Every line below is to be quoted exactly, with nothing added or dropped.
%%
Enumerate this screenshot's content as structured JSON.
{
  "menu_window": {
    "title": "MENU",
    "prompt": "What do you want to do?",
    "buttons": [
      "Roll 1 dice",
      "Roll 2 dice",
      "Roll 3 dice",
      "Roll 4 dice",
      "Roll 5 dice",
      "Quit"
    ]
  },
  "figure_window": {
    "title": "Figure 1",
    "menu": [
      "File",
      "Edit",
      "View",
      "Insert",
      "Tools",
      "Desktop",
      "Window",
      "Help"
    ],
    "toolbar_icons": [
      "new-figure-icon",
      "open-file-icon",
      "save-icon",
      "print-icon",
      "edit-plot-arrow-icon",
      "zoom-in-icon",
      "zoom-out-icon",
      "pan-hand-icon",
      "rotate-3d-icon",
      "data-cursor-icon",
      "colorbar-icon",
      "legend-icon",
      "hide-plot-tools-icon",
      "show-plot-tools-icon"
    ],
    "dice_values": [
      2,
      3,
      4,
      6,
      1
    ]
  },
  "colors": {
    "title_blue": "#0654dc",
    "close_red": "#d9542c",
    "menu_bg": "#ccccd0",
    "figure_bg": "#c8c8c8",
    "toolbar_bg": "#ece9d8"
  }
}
%%
SOLUTION TO THE EXERCISE:
Enumerate this screenshot's content as structured JSON.
{
  "menu_window": {
    "title": "MENU",
    "prompt": "What do you want to do?",
    "buttons": [
      "Roll 1 dice",
      "Roll 2 dice",
      "Roll 3 dice",
      "Roll 4 dice",
      "Roll 5 dice",
      "Quit"
    ]
  },
  "figure_window": {
    "title": "Figure 1",
    "menu": [
      "File",
      "Edit",
      "View",
      "Insert",
      "Tools",
      "Desktop",
      "Window",
      "Help"
    ],
    "toolbar_icons": [
      "new-figure-icon",
      "open-file-icon",
      "save-icon",
      "print-icon",
      "edit-plot-arrow-icon",
      "zoom-in-icon",
      "zoom-out-icon",
      "pan-hand-icon",
      "rotate-3d-icon",
      "data-cursor-icon",
      "colorbar-icon",
      "legend-icon",
      "hide-plot-tools-icon",
      "show-plot-tools-icon"
    ],
    "dice_values": [
      2,
      3,
      4,
      6,
      1
    ]
  },
  "colors": {
    "title_blue": "#0654dc",
    "close_red": "#d9542c",
    "menu_bg": "#ccccd0",
    "figure_bg": "#c8c8c8",
    "toolbar_bg": "#ece9d8"
  }
}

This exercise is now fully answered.